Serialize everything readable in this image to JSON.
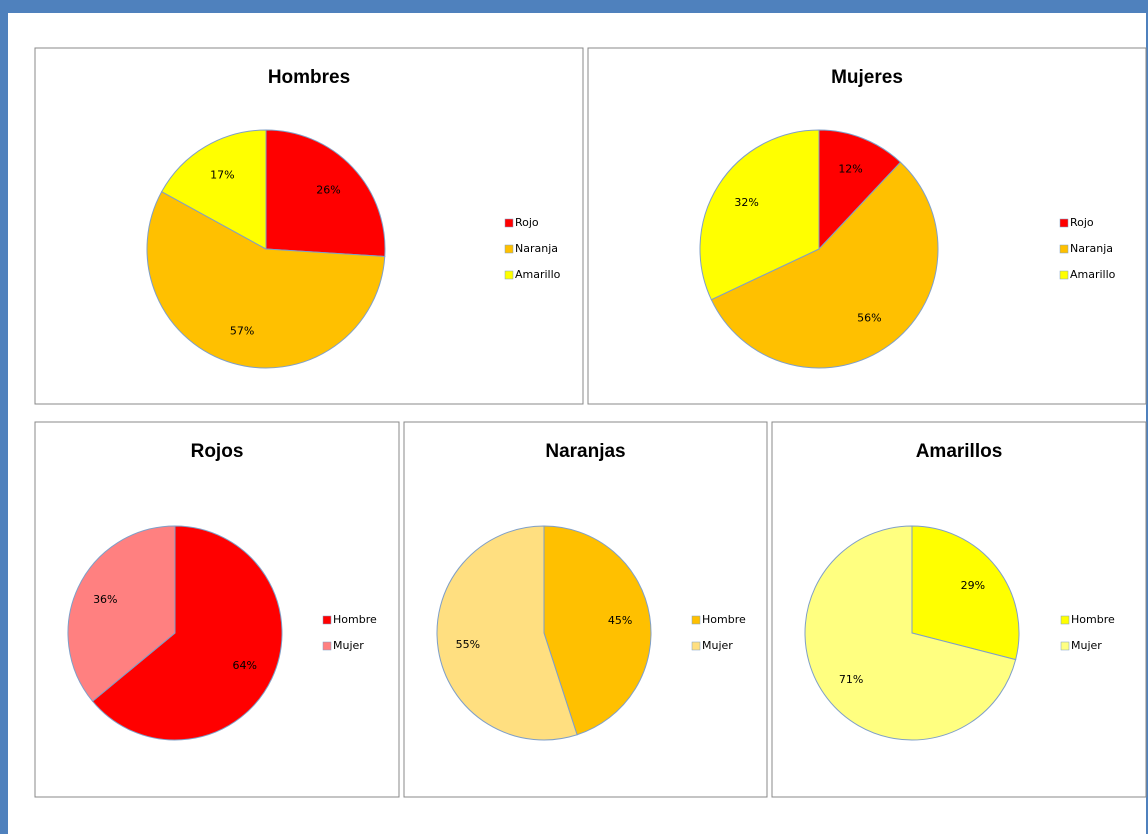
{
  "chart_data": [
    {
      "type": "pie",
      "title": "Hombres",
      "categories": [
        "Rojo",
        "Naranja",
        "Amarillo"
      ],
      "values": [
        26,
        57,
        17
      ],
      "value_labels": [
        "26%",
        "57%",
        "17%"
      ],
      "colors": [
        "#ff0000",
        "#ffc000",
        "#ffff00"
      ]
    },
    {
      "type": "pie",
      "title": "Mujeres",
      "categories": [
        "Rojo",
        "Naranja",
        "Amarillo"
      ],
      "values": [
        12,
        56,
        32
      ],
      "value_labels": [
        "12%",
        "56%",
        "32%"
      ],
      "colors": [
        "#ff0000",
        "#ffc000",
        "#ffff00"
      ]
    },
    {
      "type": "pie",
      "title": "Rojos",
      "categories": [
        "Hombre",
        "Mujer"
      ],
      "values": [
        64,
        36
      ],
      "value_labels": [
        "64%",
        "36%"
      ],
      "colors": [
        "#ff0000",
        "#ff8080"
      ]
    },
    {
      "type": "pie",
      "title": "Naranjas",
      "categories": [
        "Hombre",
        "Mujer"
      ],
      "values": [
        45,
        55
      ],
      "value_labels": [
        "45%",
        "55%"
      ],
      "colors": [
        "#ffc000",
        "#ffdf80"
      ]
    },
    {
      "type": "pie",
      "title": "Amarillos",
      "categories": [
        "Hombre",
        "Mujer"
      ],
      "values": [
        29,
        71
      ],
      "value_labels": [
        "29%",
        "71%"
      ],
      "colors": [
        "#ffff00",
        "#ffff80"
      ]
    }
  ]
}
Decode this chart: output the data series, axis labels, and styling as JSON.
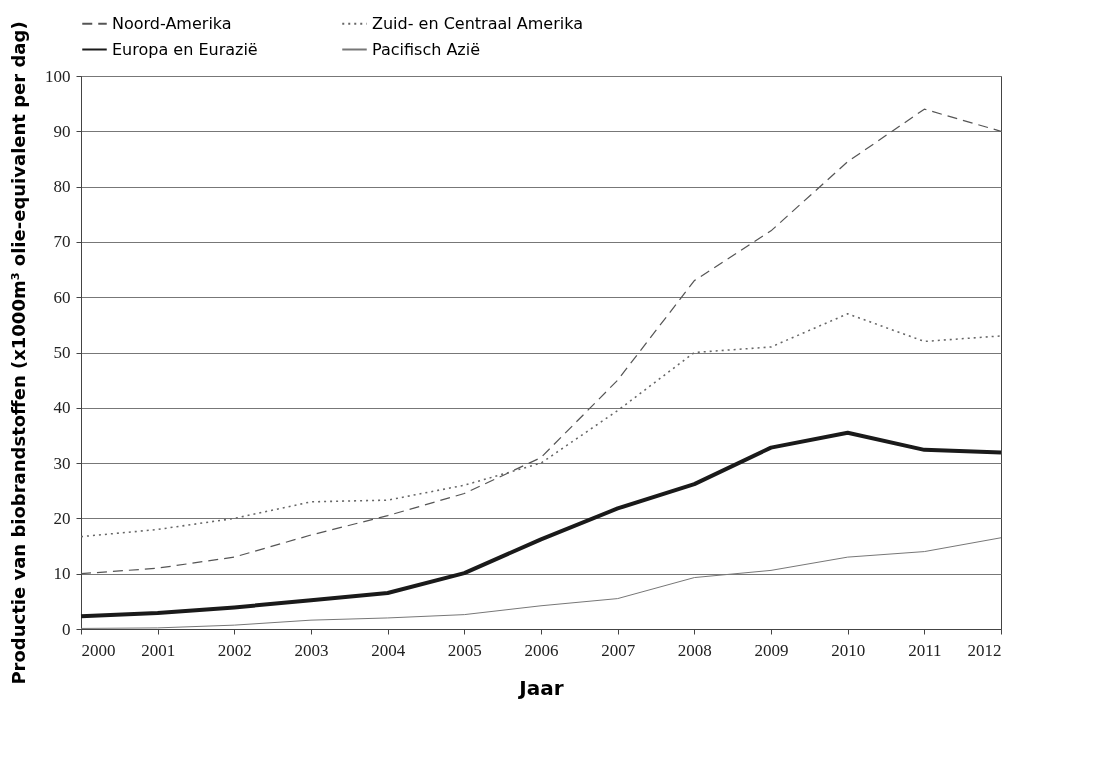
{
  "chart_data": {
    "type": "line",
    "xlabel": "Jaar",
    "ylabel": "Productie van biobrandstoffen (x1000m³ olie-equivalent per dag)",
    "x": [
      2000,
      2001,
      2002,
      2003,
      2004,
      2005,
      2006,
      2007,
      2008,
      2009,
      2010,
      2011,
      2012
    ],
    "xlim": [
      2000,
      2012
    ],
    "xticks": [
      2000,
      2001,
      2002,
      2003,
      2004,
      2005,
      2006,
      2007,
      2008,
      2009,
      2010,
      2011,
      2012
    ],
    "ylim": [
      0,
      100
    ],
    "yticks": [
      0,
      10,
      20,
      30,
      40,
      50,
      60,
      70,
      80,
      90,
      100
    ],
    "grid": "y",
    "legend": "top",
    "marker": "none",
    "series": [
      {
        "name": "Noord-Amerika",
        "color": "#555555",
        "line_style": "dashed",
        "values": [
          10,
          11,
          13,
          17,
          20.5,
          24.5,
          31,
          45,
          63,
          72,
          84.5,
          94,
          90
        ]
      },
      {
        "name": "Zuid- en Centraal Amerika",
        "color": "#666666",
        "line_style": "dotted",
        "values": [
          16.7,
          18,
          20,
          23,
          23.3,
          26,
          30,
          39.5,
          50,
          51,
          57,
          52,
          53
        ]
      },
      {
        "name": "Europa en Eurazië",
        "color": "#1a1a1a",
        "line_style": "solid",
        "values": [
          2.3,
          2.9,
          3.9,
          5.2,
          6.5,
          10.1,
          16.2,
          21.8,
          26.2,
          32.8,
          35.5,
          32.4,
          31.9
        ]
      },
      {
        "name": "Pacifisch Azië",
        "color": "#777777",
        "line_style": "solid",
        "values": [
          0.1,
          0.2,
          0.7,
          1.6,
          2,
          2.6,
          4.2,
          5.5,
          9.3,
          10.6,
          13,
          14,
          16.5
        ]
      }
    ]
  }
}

┄┄┄┄┄┄

_What you are asked to do_
Restate each of the entries above word for word and skip every image.

_Written reply_
Serialize everything readable in this image to JSON.
{
  "chart_data": [
    {
      "type": "pie",
      "title": "Hombres",
      "categories": [
        "Rojo",
        "Naranja",
        "Amarillo"
      ],
      "values": [
        26,
        57,
        17
      ],
      "value_labels": [
        "26%",
        "57%",
        "17%"
      ],
      "colors": [
        "#ff0000",
        "#ffc000",
        "#ffff00"
      ]
    },
    {
      "type": "pie",
      "title": "Mujeres",
      "categories": [
        "Rojo",
        "Naranja",
        "Amarillo"
      ],
      "values": [
        12,
        56,
        32
      ],
      "value_labels": [
        "12%",
        "56%",
        "32%"
      ],
      "colors": [
        "#ff0000",
        "#ffc000",
        "#ffff00"
      ]
    },
    {
      "type": "pie",
      "title": "Rojos",
      "categories": [
        "Hombre",
        "Mujer"
      ],
      "values": [
        64,
        36
      ],
      "value_labels": [
        "64%",
        "36%"
      ],
      "colors": [
        "#ff0000",
        "#ff8080"
      ]
    },
    {
      "type": "pie",
      "title": "Naranjas",
      "categories": [
        "Hombre",
        "Mujer"
      ],
      "values": [
        45,
        55
      ],
      "value_labels": [
        "45%",
        "55%"
      ],
      "colors": [
        "#ffc000",
        "#ffdf80"
      ]
    },
    {
      "type": "pie",
      "title": "Amarillos",
      "categories": [
        "Hombre",
        "Mujer"
      ],
      "values": [
        29,
        71
      ],
      "value_labels": [
        "29%",
        "71%"
      ],
      "colors": [
        "#ffff00",
        "#ffff80"
      ]
    }
  ]
}
Decode this chart: output the data series, axis labels, and styling as JSON.
{
  "chart_data": {
    "type": "line",
    "xlabel": "Jaar",
    "ylabel": "Productie van biobrandstoffen (x1000m³ olie-equivalent per dag)",
    "x": [
      2000,
      2001,
      2002,
      2003,
      2004,
      2005,
      2006,
      2007,
      2008,
      2009,
      2010,
      2011,
      2012
    ],
    "xlim": [
      2000,
      2012
    ],
    "xticks": [
      2000,
      2001,
      2002,
      2003,
      2004,
      2005,
      2006,
      2007,
      2008,
      2009,
      2010,
      2011,
      2012
    ],
    "ylim": [
      0,
      100
    ],
    "yticks": [
      0,
      10,
      20,
      30,
      40,
      50,
      60,
      70,
      80,
      90,
      100
    ],
    "grid": "y",
    "legend": "top",
    "marker": "none",
    "series": [
      {
        "name": "Noord-Amerika",
        "color": "#555555",
        "line_style": "dashed",
        "values": [
          10,
          11,
          13,
          17,
          20.5,
          24.5,
          31,
          45,
          63,
          72,
          84.5,
          94,
          90
        ]
      },
      {
        "name": "Zuid- en Centraal Amerika",
        "color": "#666666",
        "line_style": "dotted",
        "values": [
          16.7,
          18,
          20,
          23,
          23.3,
          26,
          30,
          39.5,
          50,
          51,
          57,
          52,
          53
        ]
      },
      {
        "name": "Europa en Eurazië",
        "color": "#1a1a1a",
        "line_style": "solid",
        "values": [
          2.3,
          2.9,
          3.9,
          5.2,
          6.5,
          10.1,
          16.2,
          21.8,
          26.2,
          32.8,
          35.5,
          32.4,
          31.9
        ]
      },
      {
        "name": "Pacifisch Azië",
        "color": "#777777",
        "line_style": "solid",
        "values": [
          0.1,
          0.2,
          0.7,
          1.6,
          2,
          2.6,
          4.2,
          5.5,
          9.3,
          10.6,
          13,
          14,
          16.5
        ]
      }
    ]
  }
}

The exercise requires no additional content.